◆ TASK INSTRUCTIONS ◆
Go through the entries below and copy each line containing the word "对责任人员给予行政处分".

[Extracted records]
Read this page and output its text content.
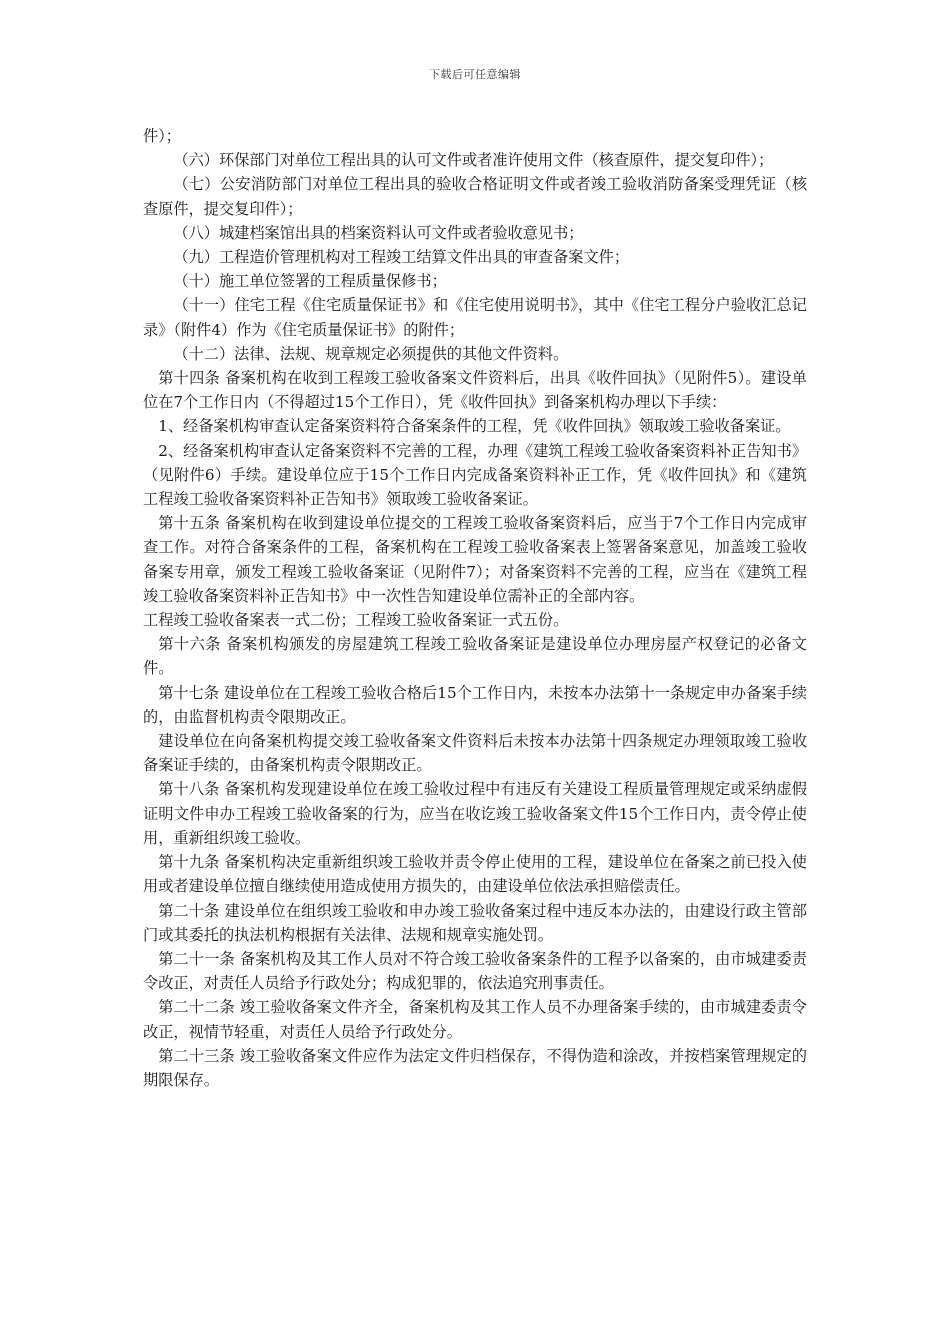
下载后可任意编辑

件）；

（六）环保部门对单位工程出具的认可文件或者准许使用文件（核查原件，提交复印件）；

（七）公安消防部门对单位工程出具的验收合格证明文件或者竣工验收消防备案受理凭证（核查原件，提交复印件）；

（八）城建档案馆出具的档案资料认可文件或者验收意见书；

（九）工程造价管理机构对工程竣工结算文件出具的审查备案文件；

（十）施工单位签署的工程质量保修书；

（十一）住宅工程《住宅质量保证书》和《住宅使用说明书》，其中《住宅工程分户验收汇总记录》（附件4）作为《住宅质量保证书》的附件；

（十二）法律、法规、规章规定必须提供的其他文件资料。

第十四条 备案机构在收到工程竣工验收备案文件资料后，出具《收件回执》（见附件5）。建设单位在7个工作日内（不得超过15个工作日），凭《收件回执》到备案机构办理以下手续：

1、经备案机构审查认定备案资料符合备案条件的工程，凭《收件回执》领取竣工验收备案证。

2、经备案机构审查认定备案资料不完善的工程，办理《建筑工程竣工验收备案资料补正告知书》（见附件6）手续。建设单位应于15个工作日内完成备案资料补正工作，凭《收件回执》和《建筑工程竣工验收备案资料补正告知书》领取竣工验收备案证。

第十五条 备案机构在收到建设单位提交的工程竣工验收备案资料后，应当于7个工作日内完成审查工作。对符合备案条件的工程，备案机构在工程竣工验收备案表上签署备案意见，加盖竣工验收备案专用章，颁发工程竣工验收备案证（见附件7）；对备案资料不完善的工程，应当在《建筑工程竣工验收备案资料补正告知书》中一次性告知建设单位需补正的全部内容。

工程竣工验收备案表一式二份；工程竣工验收备案证一式五份。

第十六条 备案机构颁发的房屋建筑工程竣工验收备案证是建设单位办理房屋产权登记的必备文件。

第十七条 建设单位在工程竣工验收合格后15个工作日内，未按本办法第十一条规定申办备案手续的，由监督机构责令限期改正。

建设单位在向备案机构提交竣工验收备案文件资料后未按本办法第十四条规定办理领取竣工验收备案证手续的，由备案机构责令限期改正。

第十八条 备案机构发现建设单位在竣工验收过程中有违反有关建设工程质量管理规定或采纳虚假证明文件申办工程竣工验收备案的行为，应当在收讫竣工验收备案文件15个工作日内，责令停止使用，重新组织竣工验收。

第十九条 备案机构决定重新组织竣工验收并责令停止使用的工程，建设单位在备案之前已投入使用或者建设单位擅自继续使用造成使用方损失的，由建设单位依法承担赔偿责任。

第二十条 建设单位在组织竣工验收和申办竣工验收备案过程中违反本办法的，由建设行政主管部门或其委托的执法机构根据有关法律、法规和规章实施处罚。

第二十一条 备案机构及其工作人员对不符合竣工验收备案条件的工程予以备案的，由市城建委责令改正，对责任人员给予行政处分；构成犯罪的，依法追究刑事责任。

第二十二条 竣工验收备案文件齐全，备案机构及其工作人员不办理备案手续的，由市城建委责令改正，视情节轻重，对责任人员给予行政处分。

第二十三条 竣工验收备案文件应作为法定文件归档保存，不得伪造和涂改，并按档案管理规定的期限保存。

◆ TASK ANSWER ◆
第二十一条 备案机构及其工作人员对不符合竣工验收备案条件的工程予以备案的，由市城建委责令改正，对责任人员给予行政处分；构成犯罪的，依法追究刑事责任。
第二十二条 竣工验收备案文件齐全，备案机构及其工作人员不办理备案手续的，由市城建委责令改正，视情节轻重，对责任人员给予行政处分。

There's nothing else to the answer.